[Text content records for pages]
- Opening Delimiter -
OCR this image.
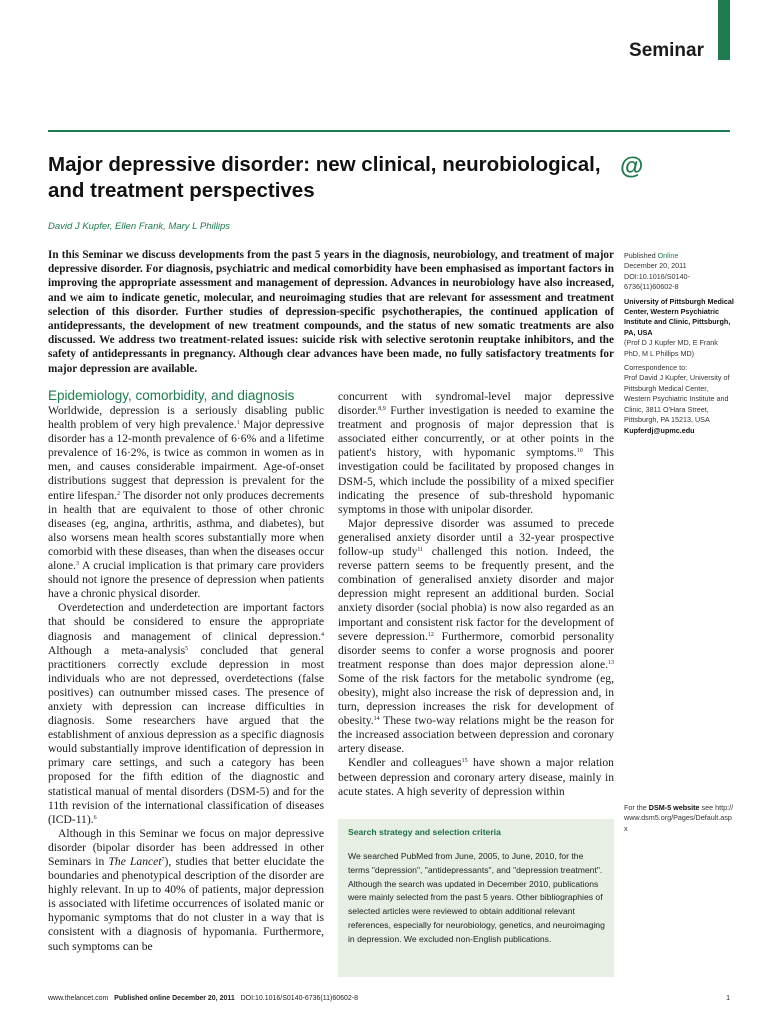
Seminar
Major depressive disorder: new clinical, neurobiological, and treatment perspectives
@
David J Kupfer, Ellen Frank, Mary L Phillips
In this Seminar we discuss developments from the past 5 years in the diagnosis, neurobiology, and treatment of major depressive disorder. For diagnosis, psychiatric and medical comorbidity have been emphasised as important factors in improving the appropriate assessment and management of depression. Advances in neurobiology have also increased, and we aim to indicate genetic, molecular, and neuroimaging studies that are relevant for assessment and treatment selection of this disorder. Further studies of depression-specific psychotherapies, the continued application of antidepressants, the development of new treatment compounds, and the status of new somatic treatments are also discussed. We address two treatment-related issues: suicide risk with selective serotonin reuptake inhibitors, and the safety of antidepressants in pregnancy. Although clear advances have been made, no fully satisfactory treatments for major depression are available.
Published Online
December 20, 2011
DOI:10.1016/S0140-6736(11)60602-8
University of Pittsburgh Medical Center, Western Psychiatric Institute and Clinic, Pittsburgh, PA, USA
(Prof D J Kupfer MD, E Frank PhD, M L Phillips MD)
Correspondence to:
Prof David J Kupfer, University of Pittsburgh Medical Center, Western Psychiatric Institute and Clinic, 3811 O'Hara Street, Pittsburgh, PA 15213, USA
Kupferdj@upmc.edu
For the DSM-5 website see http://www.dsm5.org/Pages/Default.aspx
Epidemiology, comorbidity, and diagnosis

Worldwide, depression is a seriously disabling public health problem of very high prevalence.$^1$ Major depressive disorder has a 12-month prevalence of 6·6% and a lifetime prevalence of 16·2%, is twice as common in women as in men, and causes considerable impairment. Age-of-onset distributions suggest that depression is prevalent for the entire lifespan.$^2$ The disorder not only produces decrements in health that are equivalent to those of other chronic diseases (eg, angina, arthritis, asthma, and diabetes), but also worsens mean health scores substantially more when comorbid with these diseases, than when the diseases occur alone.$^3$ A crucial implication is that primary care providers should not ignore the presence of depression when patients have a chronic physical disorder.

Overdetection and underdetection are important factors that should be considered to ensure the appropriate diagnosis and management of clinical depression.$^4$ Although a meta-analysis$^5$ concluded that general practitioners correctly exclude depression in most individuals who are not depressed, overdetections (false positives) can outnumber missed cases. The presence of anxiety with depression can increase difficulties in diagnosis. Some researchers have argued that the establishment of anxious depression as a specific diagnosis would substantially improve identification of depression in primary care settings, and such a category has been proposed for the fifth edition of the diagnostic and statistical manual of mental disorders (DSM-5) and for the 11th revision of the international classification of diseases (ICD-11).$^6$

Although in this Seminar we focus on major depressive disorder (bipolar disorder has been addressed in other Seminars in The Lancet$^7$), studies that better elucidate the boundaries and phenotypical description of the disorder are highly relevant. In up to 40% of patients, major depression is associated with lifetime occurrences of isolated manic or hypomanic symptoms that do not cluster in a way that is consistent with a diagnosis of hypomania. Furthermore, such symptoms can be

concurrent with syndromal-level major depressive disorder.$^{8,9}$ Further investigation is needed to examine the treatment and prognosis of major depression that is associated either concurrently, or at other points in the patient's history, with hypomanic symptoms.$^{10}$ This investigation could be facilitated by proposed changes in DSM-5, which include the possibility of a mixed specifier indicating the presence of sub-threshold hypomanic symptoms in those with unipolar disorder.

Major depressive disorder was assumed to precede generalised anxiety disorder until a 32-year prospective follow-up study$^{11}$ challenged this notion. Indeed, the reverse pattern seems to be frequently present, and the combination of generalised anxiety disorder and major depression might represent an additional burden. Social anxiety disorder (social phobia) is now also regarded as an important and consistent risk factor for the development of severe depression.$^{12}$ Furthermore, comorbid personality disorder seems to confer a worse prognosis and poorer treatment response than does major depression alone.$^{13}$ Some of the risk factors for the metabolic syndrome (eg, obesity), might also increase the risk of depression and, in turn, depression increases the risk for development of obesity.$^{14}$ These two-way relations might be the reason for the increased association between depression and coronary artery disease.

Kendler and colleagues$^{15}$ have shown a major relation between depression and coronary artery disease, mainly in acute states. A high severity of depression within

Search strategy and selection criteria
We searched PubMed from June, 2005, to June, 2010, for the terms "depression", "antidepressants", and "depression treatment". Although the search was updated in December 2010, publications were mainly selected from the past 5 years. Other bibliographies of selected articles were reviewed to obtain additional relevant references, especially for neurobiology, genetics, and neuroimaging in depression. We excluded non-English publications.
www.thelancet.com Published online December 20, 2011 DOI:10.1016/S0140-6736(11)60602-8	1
- Closing Delimiter -
-- Your objective --
Lines holding "Prof": copy each one from the records above.

-- Answer section --
(Prof D J Kupfer MD, E Frank PhD, M L Phillips MD)
Prof David J Kupfer, University of Pittsburgh Medical Center, Western Psychiatric Institute and Clinic, 3811 O'Hara Street, Pittsburgh, PA 15213, USA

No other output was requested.